======== DATASET ========

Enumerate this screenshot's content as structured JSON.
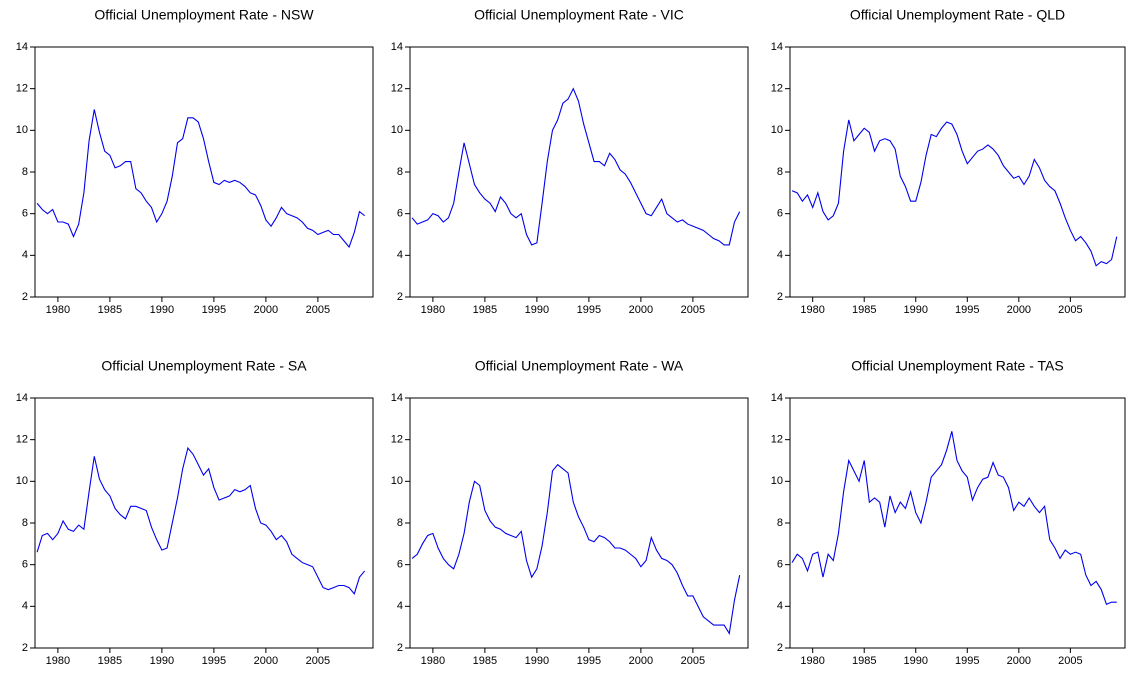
{
  "chart_data": [
    {
      "type": "line",
      "title": "Official Unemployment Rate - NSW",
      "color": "#0000ee",
      "xlim": [
        1977.8,
        2010.3
      ],
      "xticks": [
        1980,
        1985,
        1990,
        1995,
        2000,
        2005
      ],
      "ylim": [
        2,
        14
      ],
      "yticks": [
        2,
        4,
        6,
        8,
        10,
        12,
        14
      ],
      "grid": false,
      "x": [
        1978,
        1978.5,
        1979,
        1979.5,
        1980,
        1980.5,
        1981,
        1981.5,
        1982,
        1982.5,
        1983,
        1983.5,
        1984,
        1984.5,
        1985,
        1985.5,
        1986,
        1986.5,
        1987,
        1987.5,
        1988,
        1988.5,
        1989,
        1989.5,
        1990,
        1990.5,
        1991,
        1991.5,
        1992,
        1992.5,
        1993,
        1993.5,
        1994,
        1994.5,
        1995,
        1995.5,
        1996,
        1996.5,
        1997,
        1997.5,
        1998,
        1998.5,
        1999,
        1999.5,
        2000,
        2000.5,
        2001,
        2001.5,
        2002,
        2002.5,
        2003,
        2003.5,
        2004,
        2004.5,
        2005,
        2005.5,
        2006,
        2006.5,
        2007,
        2007.5,
        2008,
        2008.5,
        2009,
        2009.5
      ],
      "values": [
        6.5,
        6.2,
        6.0,
        6.2,
        5.6,
        5.6,
        5.5,
        4.9,
        5.5,
        7.0,
        9.5,
        11.0,
        9.9,
        9.0,
        8.8,
        8.2,
        8.3,
        8.5,
        8.5,
        7.2,
        7.0,
        6.6,
        6.3,
        5.6,
        6.0,
        6.6,
        7.8,
        9.4,
        9.6,
        10.6,
        10.6,
        10.4,
        9.6,
        8.5,
        7.5,
        7.4,
        7.6,
        7.5,
        7.6,
        7.5,
        7.3,
        7.0,
        6.9,
        6.4,
        5.7,
        5.4,
        5.8,
        6.3,
        6.0,
        5.9,
        5.8,
        5.6,
        5.3,
        5.2,
        5.0,
        5.1,
        5.2,
        5.0,
        5.0,
        4.7,
        4.4,
        5.1,
        6.1,
        5.9
      ]
    },
    {
      "type": "line",
      "title": "Official Unemployment Rate - VIC",
      "color": "#0000ee",
      "xlim": [
        1977.8,
        2010.3
      ],
      "xticks": [
        1980,
        1985,
        1990,
        1995,
        2000,
        2005
      ],
      "ylim": [
        2,
        14
      ],
      "yticks": [
        2,
        4,
        6,
        8,
        10,
        12,
        14
      ],
      "grid": false,
      "x": [
        1978,
        1978.5,
        1979,
        1979.5,
        1980,
        1980.5,
        1981,
        1981.5,
        1982,
        1982.5,
        1983,
        1983.5,
        1984,
        1984.5,
        1985,
        1985.5,
        1986,
        1986.5,
        1987,
        1987.5,
        1988,
        1988.5,
        1989,
        1989.5,
        1990,
        1990.5,
        1991,
        1991.5,
        1992,
        1992.5,
        1993,
        1993.5,
        1994,
        1994.5,
        1995,
        1995.5,
        1996,
        1996.5,
        1997,
        1997.5,
        1998,
        1998.5,
        1999,
        1999.5,
        2000,
        2000.5,
        2001,
        2001.5,
        2002,
        2002.5,
        2003,
        2003.5,
        2004,
        2004.5,
        2005,
        2005.5,
        2006,
        2006.5,
        2007,
        2007.5,
        2008,
        2008.5,
        2009,
        2009.5
      ],
      "values": [
        5.8,
        5.5,
        5.6,
        5.7,
        6.0,
        5.9,
        5.6,
        5.8,
        6.5,
        8.0,
        9.4,
        8.4,
        7.4,
        7.0,
        6.7,
        6.5,
        6.1,
        6.8,
        6.5,
        6.0,
        5.8,
        6.0,
        5.0,
        4.5,
        4.6,
        6.5,
        8.5,
        10.0,
        10.5,
        11.3,
        11.5,
        12.0,
        11.4,
        10.3,
        9.4,
        8.5,
        8.5,
        8.3,
        8.9,
        8.6,
        8.1,
        7.9,
        7.5,
        7.0,
        6.5,
        6.0,
        5.9,
        6.3,
        6.7,
        6.0,
        5.8,
        5.6,
        5.7,
        5.5,
        5.4,
        5.3,
        5.2,
        5.0,
        4.8,
        4.7,
        4.5,
        4.5,
        5.6,
        6.1
      ]
    },
    {
      "type": "line",
      "title": "Official Unemployment Rate - QLD",
      "color": "#0000ee",
      "xlim": [
        1977.8,
        2010.3
      ],
      "xticks": [
        1980,
        1985,
        1990,
        1995,
        2000,
        2005
      ],
      "ylim": [
        2,
        14
      ],
      "yticks": [
        2,
        4,
        6,
        8,
        10,
        12,
        14
      ],
      "grid": false,
      "x": [
        1978,
        1978.5,
        1979,
        1979.5,
        1980,
        1980.5,
        1981,
        1981.5,
        1982,
        1982.5,
        1983,
        1983.5,
        1984,
        1984.5,
        1985,
        1985.5,
        1986,
        1986.5,
        1987,
        1987.5,
        1988,
        1988.5,
        1989,
        1989.5,
        1990,
        1990.5,
        1991,
        1991.5,
        1992,
        1992.5,
        1993,
        1993.5,
        1994,
        1994.5,
        1995,
        1995.5,
        1996,
        1996.5,
        1997,
        1997.5,
        1998,
        1998.5,
        1999,
        1999.5,
        2000,
        2000.5,
        2001,
        2001.5,
        2002,
        2002.5,
        2003,
        2003.5,
        2004,
        2004.5,
        2005,
        2005.5,
        2006,
        2006.5,
        2007,
        2007.5,
        2008,
        2008.5,
        2009,
        2009.5
      ],
      "values": [
        7.1,
        7.0,
        6.6,
        6.9,
        6.3,
        7.0,
        6.1,
        5.7,
        5.9,
        6.5,
        9.0,
        10.5,
        9.5,
        9.8,
        10.1,
        9.9,
        9.0,
        9.5,
        9.6,
        9.5,
        9.1,
        7.8,
        7.3,
        6.6,
        6.6,
        7.5,
        8.8,
        9.8,
        9.7,
        10.1,
        10.4,
        10.3,
        9.8,
        9.0,
        8.4,
        8.7,
        9.0,
        9.1,
        9.3,
        9.1,
        8.8,
        8.3,
        8.0,
        7.7,
        7.8,
        7.4,
        7.8,
        8.6,
        8.2,
        7.6,
        7.3,
        7.1,
        6.5,
        5.8,
        5.2,
        4.7,
        4.9,
        4.6,
        4.2,
        3.5,
        3.7,
        3.6,
        3.8,
        4.9
      ]
    },
    {
      "type": "line",
      "title": "Official Unemployment Rate - SA",
      "color": "#0000ee",
      "xlim": [
        1977.8,
        2010.3
      ],
      "xticks": [
        1980,
        1985,
        1990,
        1995,
        2000,
        2005
      ],
      "ylim": [
        2,
        14
      ],
      "yticks": [
        2,
        4,
        6,
        8,
        10,
        12,
        14
      ],
      "grid": false,
      "x": [
        1978,
        1978.5,
        1979,
        1979.5,
        1980,
        1980.5,
        1981,
        1981.5,
        1982,
        1982.5,
        1983,
        1983.5,
        1984,
        1984.5,
        1985,
        1985.5,
        1986,
        1986.5,
        1987,
        1987.5,
        1988,
        1988.5,
        1989,
        1989.5,
        1990,
        1990.5,
        1991,
        1991.5,
        1992,
        1992.5,
        1993,
        1993.5,
        1994,
        1994.5,
        1995,
        1995.5,
        1996,
        1996.5,
        1997,
        1997.5,
        1998,
        1998.5,
        1999,
        1999.5,
        2000,
        2000.5,
        2001,
        2001.5,
        2002,
        2002.5,
        2003,
        2003.5,
        2004,
        2004.5,
        2005,
        2005.5,
        2006,
        2006.5,
        2007,
        2007.5,
        2008,
        2008.5,
        2009,
        2009.5
      ],
      "values": [
        6.6,
        7.4,
        7.5,
        7.2,
        7.5,
        8.1,
        7.7,
        7.6,
        7.9,
        7.7,
        9.5,
        11.2,
        10.1,
        9.6,
        9.3,
        8.7,
        8.4,
        8.2,
        8.8,
        8.8,
        8.7,
        8.6,
        7.8,
        7.2,
        6.7,
        6.8,
        8.0,
        9.2,
        10.6,
        11.6,
        11.3,
        10.8,
        10.3,
        10.6,
        9.7,
        9.1,
        9.2,
        9.3,
        9.6,
        9.5,
        9.6,
        9.8,
        8.7,
        8.0,
        7.9,
        7.6,
        7.2,
        7.4,
        7.1,
        6.5,
        6.3,
        6.1,
        6.0,
        5.9,
        5.4,
        4.9,
        4.8,
        4.9,
        5.0,
        5.0,
        4.9,
        4.6,
        5.4,
        5.7
      ]
    },
    {
      "type": "line",
      "title": "Official Unemployment Rate - WA",
      "color": "#0000ee",
      "xlim": [
        1977.8,
        2010.3
      ],
      "xticks": [
        1980,
        1985,
        1990,
        1995,
        2000,
        2005
      ],
      "ylim": [
        2,
        14
      ],
      "yticks": [
        2,
        4,
        6,
        8,
        10,
        12,
        14
      ],
      "grid": false,
      "x": [
        1978,
        1978.5,
        1979,
        1979.5,
        1980,
        1980.5,
        1981,
        1981.5,
        1982,
        1982.5,
        1983,
        1983.5,
        1984,
        1984.5,
        1985,
        1985.5,
        1986,
        1986.5,
        1987,
        1987.5,
        1988,
        1988.5,
        1989,
        1989.5,
        1990,
        1990.5,
        1991,
        1991.5,
        1992,
        1992.5,
        1993,
        1993.5,
        1994,
        1994.5,
        1995,
        1995.5,
        1996,
        1996.5,
        1997,
        1997.5,
        1998,
        1998.5,
        1999,
        1999.5,
        2000,
        2000.5,
        2001,
        2001.5,
        2002,
        2002.5,
        2003,
        2003.5,
        2004,
        2004.5,
        2005,
        2005.5,
        2006,
        2006.5,
        2007,
        2007.5,
        2008,
        2008.5,
        2009,
        2009.5
      ],
      "values": [
        6.3,
        6.5,
        7.0,
        7.4,
        7.5,
        6.8,
        6.3,
        6.0,
        5.8,
        6.5,
        7.5,
        9.0,
        10.0,
        9.8,
        8.6,
        8.1,
        7.8,
        7.7,
        7.5,
        7.4,
        7.3,
        7.6,
        6.2,
        5.4,
        5.8,
        6.9,
        8.5,
        10.5,
        10.8,
        10.6,
        10.4,
        9.0,
        8.3,
        7.8,
        7.2,
        7.1,
        7.4,
        7.3,
        7.1,
        6.8,
        6.8,
        6.7,
        6.5,
        6.3,
        5.9,
        6.2,
        7.3,
        6.7,
        6.3,
        6.2,
        6.0,
        5.6,
        5.0,
        4.5,
        4.5,
        4.0,
        3.5,
        3.3,
        3.1,
        3.1,
        3.1,
        2.7,
        4.3,
        5.5
      ]
    },
    {
      "type": "line",
      "title": "Official Unemployment Rate - TAS",
      "color": "#0000ee",
      "xlim": [
        1977.8,
        2010.3
      ],
      "xticks": [
        1980,
        1985,
        1990,
        1995,
        2000,
        2005
      ],
      "ylim": [
        2,
        14
      ],
      "yticks": [
        2,
        4,
        6,
        8,
        10,
        12,
        14
      ],
      "grid": false,
      "x": [
        1978,
        1978.5,
        1979,
        1979.5,
        1980,
        1980.5,
        1981,
        1981.5,
        1982,
        1982.5,
        1983,
        1983.5,
        1984,
        1984.5,
        1985,
        1985.5,
        1986,
        1986.5,
        1987,
        1987.5,
        1988,
        1988.5,
        1989,
        1989.5,
        1990,
        1990.5,
        1991,
        1991.5,
        1992,
        1992.5,
        1993,
        1993.5,
        1994,
        1994.5,
        1995,
        1995.5,
        1996,
        1996.5,
        1997,
        1997.5,
        1998,
        1998.5,
        1999,
        1999.5,
        2000,
        2000.5,
        2001,
        2001.5,
        2002,
        2002.5,
        2003,
        2003.5,
        2004,
        2004.5,
        2005,
        2005.5,
        2006,
        2006.5,
        2007,
        2007.5,
        2008,
        2008.5,
        2009,
        2009.5
      ],
      "values": [
        6.1,
        6.5,
        6.3,
        5.7,
        6.5,
        6.6,
        5.4,
        6.5,
        6.2,
        7.5,
        9.5,
        11.0,
        10.5,
        10.0,
        11.0,
        9.0,
        9.2,
        9.0,
        7.8,
        9.3,
        8.5,
        9.0,
        8.7,
        9.5,
        8.5,
        8.0,
        9.0,
        10.2,
        10.5,
        10.8,
        11.5,
        12.4,
        11.0,
        10.5,
        10.2,
        9.1,
        9.7,
        10.1,
        10.2,
        10.9,
        10.3,
        10.2,
        9.7,
        8.6,
        9.0,
        8.8,
        9.2,
        8.8,
        8.5,
        8.8,
        7.2,
        6.8,
        6.3,
        6.7,
        6.5,
        6.6,
        6.5,
        5.5,
        5.0,
        5.2,
        4.8,
        4.1,
        4.2,
        4.2
      ]
    }
  ]
}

========

*WHAT NEEDS TO BE DONE*. Locate the word "Unemployment" in the records and collect each line it appears in.

*TASK SOLUTION*.
      "title": "Official Unemployment Rate - NSW",
      "title": "Official Unemployment Rate - VIC",
      "title": "Official Unemployment Rate - QLD",
      "title": "Official Unemployment Rate - SA",
      "title": "Official Unemployment Rate - WA",
      "title": "Official Unemployment Rate - TAS",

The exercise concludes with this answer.